What to produce >>
Give the data again exactly as written, skipping any pictures.

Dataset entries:
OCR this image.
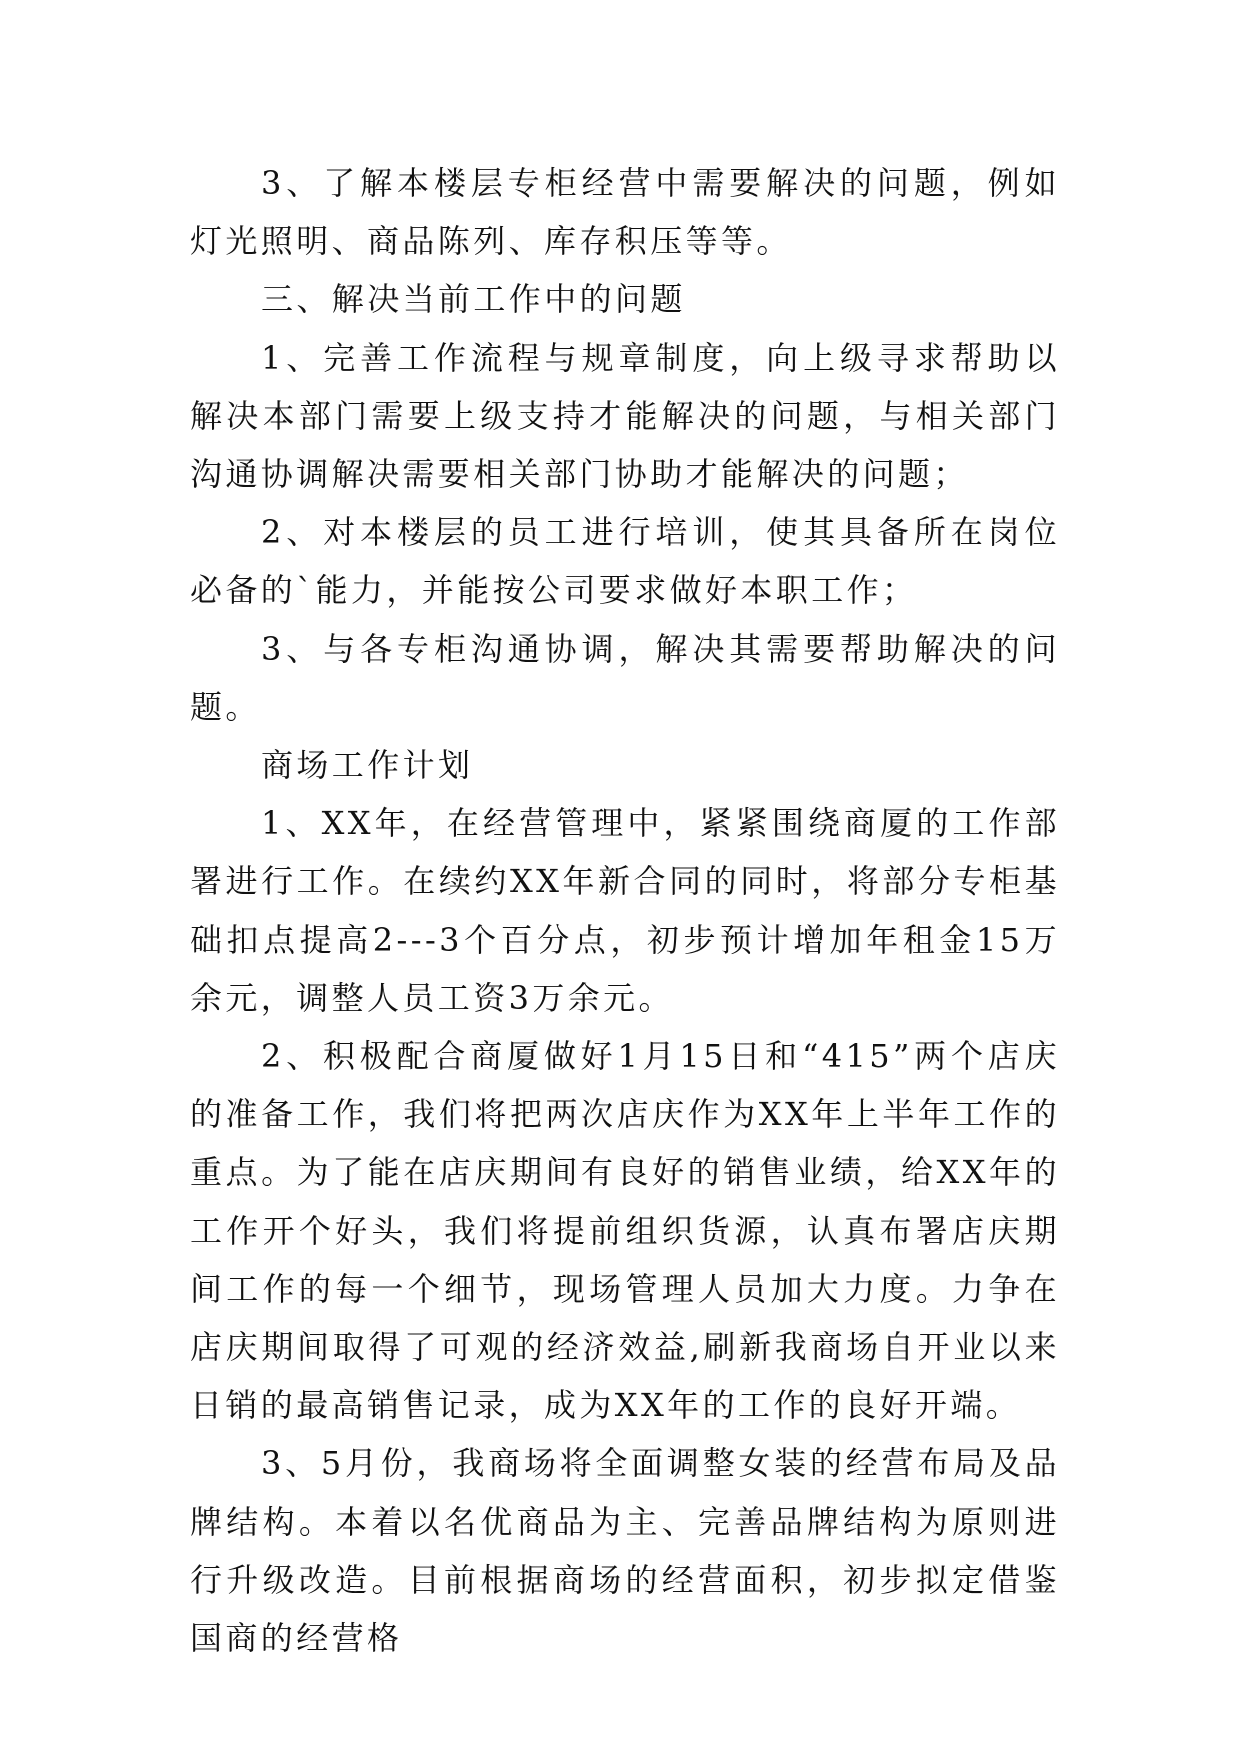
3、了解本楼层专柜经营中需要解决的问题，例如灯光照明、商品陈列、库存积压等等。

三、解决当前工作中的问题

1、完善工作流程与规章制度，向上级寻求帮助以解决本部门需要上级支持才能解决的问题，与相关部门沟通协调解决需要相关部门协助才能解决的问题；

2、对本楼层的员工进行培训，使其具备所在岗位必备的`能力，并能按公司要求做好本职工作；

3、与各专柜沟通协调，解决其需要帮助解决的问题。

商场工作计划

1、XX年，在经营管理中，紧紧围绕商厦的工作部署进行工作。在续约XX年新合同的同时，将部分专柜基础扣点提高2---3个百分点，初步预计增加年租金15万余元，调整人员工资3万余元。

2、积极配合商厦做好1月15日和“415”两个店庆的准备工作，我们将把两次店庆作为XX年上半年工作的重点。为了能在店庆期间有良好的销售业绩，给XX年的工作开个好头，我们将提前组织货源，认真布署店庆期间工作的每一个细节，现场管理人员加大力度。力争在店庆期间取得了可观的经济效益,刷新我商场自开业以来日销的最高销售记录，成为XX年的工作的良好开端。

3、5月份，我商场将全面调整女装的经营布局及品牌结构。本着以名优商品为主、完善品牌结构为原则进行升级改造。目前根据商场的经营面积，初步拟定借鉴国商的经营格
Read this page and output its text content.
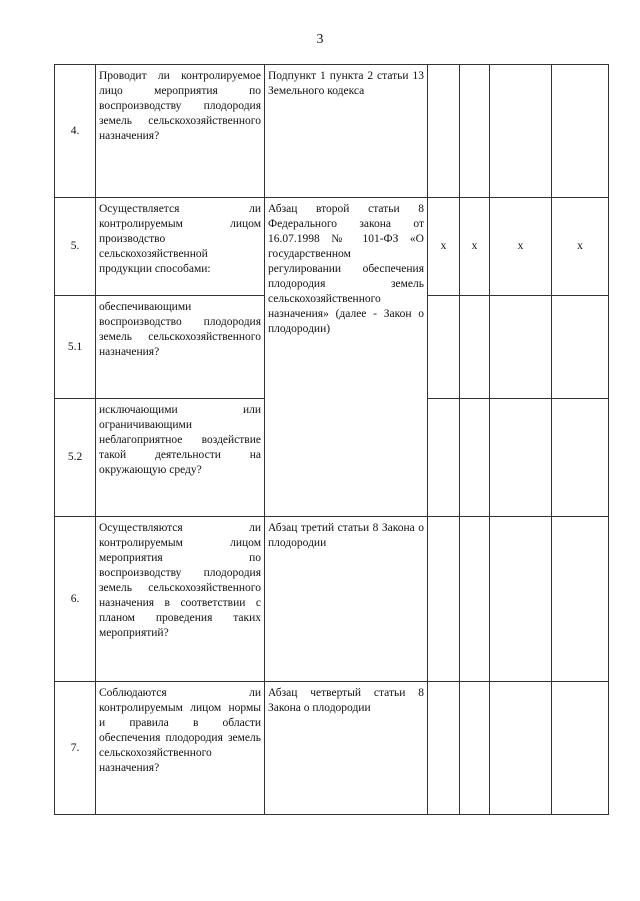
3
4.	Проводит ли контролируемое лицо мероприятия по воспроизводству плодородия земель сельскохозяйственного назначения?	Подпункт 1 пункта 2 статьи 13 Земельного кодекса				
5.	Осуществляется ли контролируемым лицом производство сельскохозяйственной продукции способами:	Абзац второй статьи 8 Федерального закона от 16.07.1998 № 101-ФЗ «О государственном регулировании обеспечения плодородия земель сельскохозяйственного назначения» (далее - Закон о плодородии)	х	х	х	х
5.1	обеспечивающими воспроизводство плодородия земель сельскохозяйственного назначения?					
5.2	исключающими или ограничивающими неблагоприятное воздействие такой деятельности на окружающую среду?					
6.	Осуществляются ли контролируемым лицом мероприятия по воспроизводству плодородия земель сельскохозяйственного назначения в соответствии с планом проведения таких мероприятий?	Абзац третий статьи 8 Закона о плодородии				
7.	Соблюдаются ли контролируемым лицом нормы и правила в области обеспечения плодородия земель сельскохозяйственного назначения?	Абзац четвертый статьи 8 Закона о плодородии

Reply to the exercise >>
OCR this image.
3、了解本楼层专柜经营中需要解决的问题，例如灯光照明、商品陈列、库存积压等等。

三、解决当前工作中的问题

1、完善工作流程与规章制度，向上级寻求帮助以解决本部门需要上级支持才能解决的问题，与相关部门沟通协调解决需要相关部门协助才能解决的问题；

2、对本楼层的员工进行培训，使其具备所在岗位必备的`能力，并能按公司要求做好本职工作；

3、与各专柜沟通协调，解决其需要帮助解决的问题。

商场工作计划

1、XX年，在经营管理中，紧紧围绕商厦的工作部署进行工作。在续约XX年新合同的同时，将部分专柜基础扣点提高2---3个百分点，初步预计增加年租金15万余元，调整人员工资3万余元。

2、积极配合商厦做好1月15日和“415”两个店庆的准备工作，我们将把两次店庆作为XX年上半年工作的重点。为了能在店庆期间有良好的销售业绩，给XX年的工作开个好头，我们将提前组织货源，认真布署店庆期间工作的每一个细节，现场管理人员加大力度。力争在店庆期间取得了可观的经济效益,刷新我商场自开业以来日销的最高销售记录，成为XX年的工作的良好开端。

3、5月份，我商场将全面调整女装的经营布局及品牌结构。本着以名优商品为主、完善品牌结构为原则进行升级改造。目前根据商场的经营面积，初步拟定借鉴国商的经营格
Read this page and output its text content.
3
4.	Проводит ли контролируемое лицо мероприятия по воспроизводству плодородия земель сельскохозяйственного назначения?	Подпункт 1 пункта 2 статьи 13 Земельного кодекса				
5.	Осуществляется ли контролируемым лицом производство сельскохозяйственной продукции способами:	Абзац второй статьи 8 Федерального закона от 16.07.1998 № 101-ФЗ «О государственном регулировании обеспечения плодородия земель сельскохозяйственного назначения» (далее - Закон о плодородии)	х	х	х	х
5.1	обеспечивающими воспроизводство плодородия земель сельскохозяйственного назначения?					
5.2	исключающими или ограничивающими неблагоприятное воздействие такой деятельности на окружающую среду?					
6.	Осуществляются ли контролируемым лицом мероприятия по воспроизводству плодородия земель сельскохозяйственного назначения в соответствии с планом проведения таких мероприятий?	Абзац третий статьи 8 Закона о плодородии				
7.	Соблюдаются ли контролируемым лицом нормы и правила в области обеспечения плодородия земель сельскохозяйственного назначения?	Абзац четвертый статьи 8 Закона о плодородии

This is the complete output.